— Start of INFORMATION SHOWN —

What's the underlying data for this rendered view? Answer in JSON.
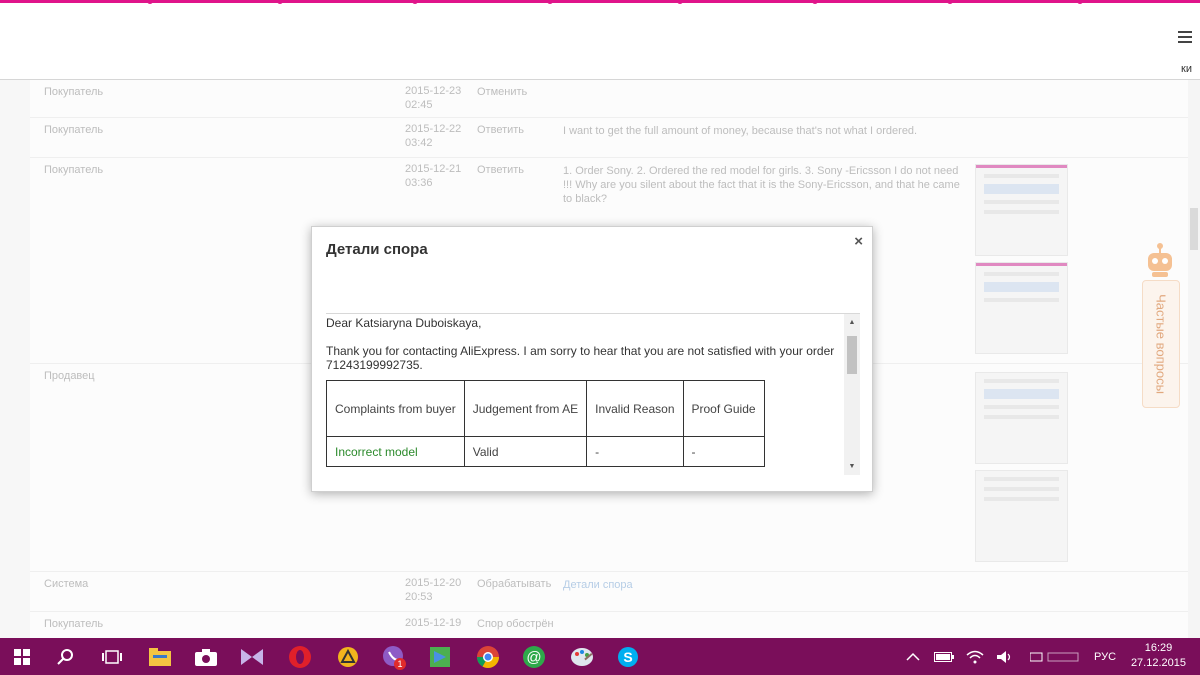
{
  "browser": {
    "menu_fragment": "ки"
  },
  "rows": [
    {
      "who": "Покупатель",
      "date": "2015-12-23",
      "time": "02:45",
      "action": "Отменить",
      "message": ""
    },
    {
      "who": "Покупатель",
      "date": "2015-12-22",
      "time": "03:42",
      "action": "Ответить",
      "message": "I want to get the full amount of money, because that's not what I ordered."
    },
    {
      "who": "Покупатель",
      "date": "2015-12-21",
      "time": "03:36",
      "action": "Ответить",
      "message": "1. Order Sony. 2. Ordered the red model for girls. 3. Sony -Ericsson I do not need !!! Why are you silent about the fact that it is the Sony-Ericsson, and that he came to black?"
    },
    {
      "who": "Продавец",
      "date": "",
      "time": "",
      "action": "",
      "message": ""
    },
    {
      "who": "Система",
      "date": "2015-12-20",
      "time": "20:53",
      "action": "Обрабатывать",
      "link": "Детали спора"
    },
    {
      "who": "Покупатель",
      "date": "2015-12-19",
      "time": "",
      "action": "Спор обострён",
      "message": ""
    }
  ],
  "faq": {
    "label": "Частые вопросы"
  },
  "modal": {
    "title": "Детали спора",
    "close": "×",
    "greeting": "Dear Katsiaryna Duboiskaya,",
    "paragraph": "Thank you for contacting AliExpress. I am sorry to hear that you are not satisfied with your order 71243199992735.",
    "table": {
      "headers": [
        "Complaints from buyer",
        "Judgement from AE",
        "Invalid Reason",
        "Proof Guide"
      ],
      "row": [
        "Incorrect model",
        "Valid",
        "-",
        "-"
      ]
    }
  },
  "taskbar": {
    "viber_badge": "1",
    "language": "РУС",
    "time": "16:29",
    "date": "27.12.2015"
  }
}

— End of INFORMATION SHOWN —

**WHAT IS REQUIRED**. Print out the whole of the material word for word, without pictures.

**EXERCISE ANSWER**.
What's the underlying data for this rendered view? Answer in JSON.
{
  "browser": {
    "menu_fragment": "ки"
  },
  "rows": [
    {
      "who": "Покупатель",
      "date": "2015-12-23",
      "time": "02:45",
      "action": "Отменить",
      "message": ""
    },
    {
      "who": "Покупатель",
      "date": "2015-12-22",
      "time": "03:42",
      "action": "Ответить",
      "message": "I want to get the full amount of money, because that's not what I ordered."
    },
    {
      "who": "Покупатель",
      "date": "2015-12-21",
      "time": "03:36",
      "action": "Ответить",
      "message": "1. Order Sony. 2. Ordered the red model for girls. 3. Sony -Ericsson I do not need !!! Why are you silent about the fact that it is the Sony-Ericsson, and that he came to black?"
    },
    {
      "who": "Продавец",
      "date": "",
      "time": "",
      "action": "",
      "message": ""
    },
    {
      "who": "Система",
      "date": "2015-12-20",
      "time": "20:53",
      "action": "Обрабатывать",
      "link": "Детали спора"
    },
    {
      "who": "Покупатель",
      "date": "2015-12-19",
      "time": "",
      "action": "Спор обострён",
      "message": ""
    }
  ],
  "faq": {
    "label": "Частые вопросы"
  },
  "modal": {
    "title": "Детали спора",
    "close": "×",
    "greeting": "Dear Katsiaryna Duboiskaya,",
    "paragraph": "Thank you for contacting AliExpress. I am sorry to hear that you are not satisfied with your order 71243199992735.",
    "table": {
      "headers": [
        "Complaints from buyer",
        "Judgement from AE",
        "Invalid Reason",
        "Proof Guide"
      ],
      "row": [
        "Incorrect model",
        "Valid",
        "-",
        "-"
      ]
    }
  },
  "taskbar": {
    "viber_badge": "1",
    "language": "РУС",
    "time": "16:29",
    "date": "27.12.2015"
  }
}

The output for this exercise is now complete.